__TASKS TO PERFORM__.
a) In the RCU patch thread, translate this sentence into French: "In order to restore full ordering between tree levels, augment the regular lock acquire functions with smp_mb__after_unlock_lock()."
b) Condense the paragraph of the RCU patch thread that begins "Actually, this would be quite good" into one or two sentences, keeping its main facts.
c) According to the RCU patch thread, how many insertions and deletions does the change to kernel/rcu/tree.c make?

__SUPPLIED TEXT__.
▼
Re: [PATCH tip/core/rcu 02/18] rcu: Move rcu_report_exp_rnp() to allow consolidation

From: Paul E. McKenney
Date: Wed Oct 07 2015 - 11:18:38 EST


On Wed, Oct 07, 2015 at 01:50:46PM +0200, Peter Zijlstra wrote:
> On Wed, Oct 07, 2015 at 01:01:20PM +0200, Peter Zijlstra wrote:
>
> > That again doesn't explain which UNLOCKs with non-matching lock values
> > it pairs with and what particular ordering is important here.
>
> So after staring at that stuff for a while I came up with the following.
> Does this make sense, or am I completely misunderstanding things?
>
> Not been near a compiler.

Actually, this would be quite good. "Premature abstraction is the
root of all evil" and all that, but this abstraction is anything but
premature. My thought would be to have it against commit cd58087c9cee
("Merge branches 'doc.2015.10.06a', 'percpu-rwsem.2015.10.06a' and
'torture.2015.10.06a' into HEAD") in -rcu given the merge conflicts
that would otherwise arise.

Thanx, Paul

> ---
> kernel/rcu/tree.c | 99 ++++++++++++++++++++++++++++++++++---------------------
> 1 file changed, 61 insertions(+), 38 deletions(-)
>
> diff --git a/kernel/rcu/tree.c b/kernel/rcu/tree.c
> index 775d36cc0050..46e1e23ff762 100644
> --- a/kernel/rcu/tree.c
> +++ b/kernel/rcu/tree.c
> @@ -1460,6 +1460,48 @@ static void trace_rcu_future_gp(struct rcu_node *rnp, struct rcu_data *rdp,
> }
>
> /*
> + * Wrappers for the rcu_node::lock acquire.
> + *
> + * Because the rcu_nodes form a tree, the tree taversal locking will observe
> + * different lock values, this in turn means that an UNLOCK of one level
> + * followed by a LOCK of another level does not imply a full memory barrier;
> + * and most importantly transitivity is lost.
> + *
> + * In order to restore full ordering between tree levels, augment the regular
> + * lock acquire functions with smp_mb__after_unlock_lock().
> + */
> +static inline void raw_spin_lock_rcu_node(struct rcu_node *rnp)
> +{
> + raw_spin_lock(&rnp->lock);
> + smp_mb__after_unlock_lock();
> +}
> +
> +static inline void raw_spin_lock_irq_rcu_node(struct rcu_node *rnp)
> +{
> + raw_spin_lock_irq(&rnp->lock);
> + smp_mb__after_unlock_lock();
> +}
> +
> +static inline void
> +_raw_spin_lock_irqsave_rcu_node(struct rcu_node *rnp, unsigned long *flags)
▲
__LISTING__.
▼
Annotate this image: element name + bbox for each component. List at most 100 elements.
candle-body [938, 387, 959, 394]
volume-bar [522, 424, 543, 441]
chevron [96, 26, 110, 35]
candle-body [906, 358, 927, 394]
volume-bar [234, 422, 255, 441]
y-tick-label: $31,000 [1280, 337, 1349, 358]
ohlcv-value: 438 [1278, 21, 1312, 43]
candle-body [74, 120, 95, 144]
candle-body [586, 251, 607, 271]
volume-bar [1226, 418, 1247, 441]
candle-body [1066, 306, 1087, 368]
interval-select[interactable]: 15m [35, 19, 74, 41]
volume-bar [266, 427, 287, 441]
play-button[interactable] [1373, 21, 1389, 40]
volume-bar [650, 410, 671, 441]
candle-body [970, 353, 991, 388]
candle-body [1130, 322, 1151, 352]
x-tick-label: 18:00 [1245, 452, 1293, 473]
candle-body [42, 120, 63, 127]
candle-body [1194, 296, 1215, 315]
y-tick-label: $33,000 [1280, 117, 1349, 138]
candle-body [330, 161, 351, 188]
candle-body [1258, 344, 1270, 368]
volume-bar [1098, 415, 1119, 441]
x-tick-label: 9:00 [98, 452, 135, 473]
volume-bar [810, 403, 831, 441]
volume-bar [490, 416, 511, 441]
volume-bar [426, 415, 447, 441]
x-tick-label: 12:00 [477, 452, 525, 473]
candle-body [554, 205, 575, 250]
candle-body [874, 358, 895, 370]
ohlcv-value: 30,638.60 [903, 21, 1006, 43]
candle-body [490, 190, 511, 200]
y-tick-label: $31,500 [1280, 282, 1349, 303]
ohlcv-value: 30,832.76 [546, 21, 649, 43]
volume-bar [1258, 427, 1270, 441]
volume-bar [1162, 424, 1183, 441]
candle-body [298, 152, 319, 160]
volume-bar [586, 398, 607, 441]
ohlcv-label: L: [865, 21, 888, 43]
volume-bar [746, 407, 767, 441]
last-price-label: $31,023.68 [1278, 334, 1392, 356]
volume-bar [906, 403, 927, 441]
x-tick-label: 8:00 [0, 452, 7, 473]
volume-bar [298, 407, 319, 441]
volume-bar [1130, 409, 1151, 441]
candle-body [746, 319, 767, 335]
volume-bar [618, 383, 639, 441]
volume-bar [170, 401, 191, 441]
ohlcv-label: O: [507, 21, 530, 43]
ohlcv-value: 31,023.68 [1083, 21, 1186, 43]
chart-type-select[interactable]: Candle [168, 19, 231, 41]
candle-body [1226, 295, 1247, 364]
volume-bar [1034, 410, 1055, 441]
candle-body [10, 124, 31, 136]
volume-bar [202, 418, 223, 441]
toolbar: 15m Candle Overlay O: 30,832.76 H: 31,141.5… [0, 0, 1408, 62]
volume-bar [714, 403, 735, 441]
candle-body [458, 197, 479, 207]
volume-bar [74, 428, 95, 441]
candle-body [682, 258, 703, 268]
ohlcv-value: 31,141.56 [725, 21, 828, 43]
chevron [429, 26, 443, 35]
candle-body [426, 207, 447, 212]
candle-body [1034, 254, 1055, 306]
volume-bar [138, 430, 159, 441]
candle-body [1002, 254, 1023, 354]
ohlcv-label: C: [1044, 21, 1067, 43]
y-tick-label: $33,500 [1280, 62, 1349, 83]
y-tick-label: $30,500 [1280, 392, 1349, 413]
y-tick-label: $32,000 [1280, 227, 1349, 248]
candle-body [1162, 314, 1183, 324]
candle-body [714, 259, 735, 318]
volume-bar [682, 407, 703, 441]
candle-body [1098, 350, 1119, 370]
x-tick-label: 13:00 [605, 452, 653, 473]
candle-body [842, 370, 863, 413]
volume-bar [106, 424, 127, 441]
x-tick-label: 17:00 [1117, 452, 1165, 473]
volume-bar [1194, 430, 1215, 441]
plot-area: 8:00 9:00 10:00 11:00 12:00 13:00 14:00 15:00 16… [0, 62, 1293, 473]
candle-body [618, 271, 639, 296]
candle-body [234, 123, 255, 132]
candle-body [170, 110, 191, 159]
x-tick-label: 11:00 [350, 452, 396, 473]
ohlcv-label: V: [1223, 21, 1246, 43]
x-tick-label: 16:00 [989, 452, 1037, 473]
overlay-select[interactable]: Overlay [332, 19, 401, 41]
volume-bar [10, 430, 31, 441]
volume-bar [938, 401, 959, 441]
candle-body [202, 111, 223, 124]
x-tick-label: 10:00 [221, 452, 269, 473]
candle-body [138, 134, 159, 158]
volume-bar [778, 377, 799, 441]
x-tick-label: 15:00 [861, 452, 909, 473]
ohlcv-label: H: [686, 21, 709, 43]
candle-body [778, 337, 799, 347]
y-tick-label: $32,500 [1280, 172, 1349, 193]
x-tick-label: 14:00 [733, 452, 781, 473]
▲
__COMPLETE ANSWERS__.
a) Afin de rétablir un ordonnancement complet entre les niveaux de l'arbre, complétez les fonctions habituelles d'acquisition de verrou par smp_mb__after_unlock_lock().

b) The proposed abstraction is judged good and not premature. It should be based on commit cd58087c9cee ("Merge branches 'doc.2015.10.06a', 'percpu-rwsem.2015.10.06a' and 'torture.2015.10.06a' into HEAD") in -rcu to avoid merge conflicts.

c) 61 insertions and 38 deletions.